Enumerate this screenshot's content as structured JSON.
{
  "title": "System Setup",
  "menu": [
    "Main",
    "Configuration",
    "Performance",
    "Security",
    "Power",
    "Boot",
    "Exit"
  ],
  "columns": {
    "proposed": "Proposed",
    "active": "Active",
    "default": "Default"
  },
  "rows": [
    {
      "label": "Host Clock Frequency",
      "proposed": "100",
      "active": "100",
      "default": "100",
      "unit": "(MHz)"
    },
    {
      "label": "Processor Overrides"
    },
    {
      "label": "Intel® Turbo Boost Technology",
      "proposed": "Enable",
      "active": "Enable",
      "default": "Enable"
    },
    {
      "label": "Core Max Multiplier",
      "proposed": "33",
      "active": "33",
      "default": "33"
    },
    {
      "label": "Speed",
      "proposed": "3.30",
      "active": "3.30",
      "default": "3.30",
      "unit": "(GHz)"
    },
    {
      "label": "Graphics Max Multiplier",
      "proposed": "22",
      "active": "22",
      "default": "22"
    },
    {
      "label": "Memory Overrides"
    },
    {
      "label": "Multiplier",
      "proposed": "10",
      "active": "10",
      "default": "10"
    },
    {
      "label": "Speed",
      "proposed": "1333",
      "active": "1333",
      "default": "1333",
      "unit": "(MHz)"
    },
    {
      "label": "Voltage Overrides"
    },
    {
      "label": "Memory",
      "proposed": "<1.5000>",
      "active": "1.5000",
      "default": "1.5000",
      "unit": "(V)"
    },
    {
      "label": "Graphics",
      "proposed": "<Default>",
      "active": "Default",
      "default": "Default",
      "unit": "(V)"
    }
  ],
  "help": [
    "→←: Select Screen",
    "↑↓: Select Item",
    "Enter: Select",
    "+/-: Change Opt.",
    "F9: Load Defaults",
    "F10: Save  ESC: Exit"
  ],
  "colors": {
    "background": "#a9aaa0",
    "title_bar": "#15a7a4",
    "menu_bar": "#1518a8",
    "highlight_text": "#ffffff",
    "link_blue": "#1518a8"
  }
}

● ● ● ●

» **Task requirements**:
Please quote the records above exactly, without skipping a line.

» **Answer for this exercise**:
Enumerate this screenshot's content as structured JSON.
{
  "title": "System Setup",
  "menu": [
    "Main",
    "Configuration",
    "Performance",
    "Security",
    "Power",
    "Boot",
    "Exit"
  ],
  "columns": {
    "proposed": "Proposed",
    "active": "Active",
    "default": "Default"
  },
  "rows": [
    {
      "label": "Host Clock Frequency",
      "proposed": "100",
      "active": "100",
      "default": "100",
      "unit": "(MHz)"
    },
    {
      "label": "Processor Overrides"
    },
    {
      "label": "Intel® Turbo Boost Technology",
      "proposed": "Enable",
      "active": "Enable",
      "default": "Enable"
    },
    {
      "label": "Core Max Multiplier",
      "proposed": "33",
      "active": "33",
      "default": "33"
    },
    {
      "label": "Speed",
      "proposed": "3.30",
      "active": "3.30",
      "default": "3.30",
      "unit": "(GHz)"
    },
    {
      "label": "Graphics Max Multiplier",
      "proposed": "22",
      "active": "22",
      "default": "22"
    },
    {
      "label": "Memory Overrides"
    },
    {
      "label": "Multiplier",
      "proposed": "10",
      "active": "10",
      "default": "10"
    },
    {
      "label": "Speed",
      "proposed": "1333",
      "active": "1333",
      "default": "1333",
      "unit": "(MHz)"
    },
    {
      "label": "Voltage Overrides"
    },
    {
      "label": "Memory",
      "proposed": "<1.5000>",
      "active": "1.5000",
      "default": "1.5000",
      "unit": "(V)"
    },
    {
      "label": "Graphics",
      "proposed": "<Default>",
      "active": "Default",
      "default": "Default",
      "unit": "(V)"
    }
  ],
  "help": [
    "→←: Select Screen",
    "↑↓: Select Item",
    "Enter: Select",
    "+/-: Change Opt.",
    "F9: Load Defaults",
    "F10: Save  ESC: Exit"
  ],
  "colors": {
    "background": "#a9aaa0",
    "title_bar": "#15a7a4",
    "menu_bar": "#1518a8",
    "highlight_text": "#ffffff",
    "link_blue": "#1518a8"
  }
}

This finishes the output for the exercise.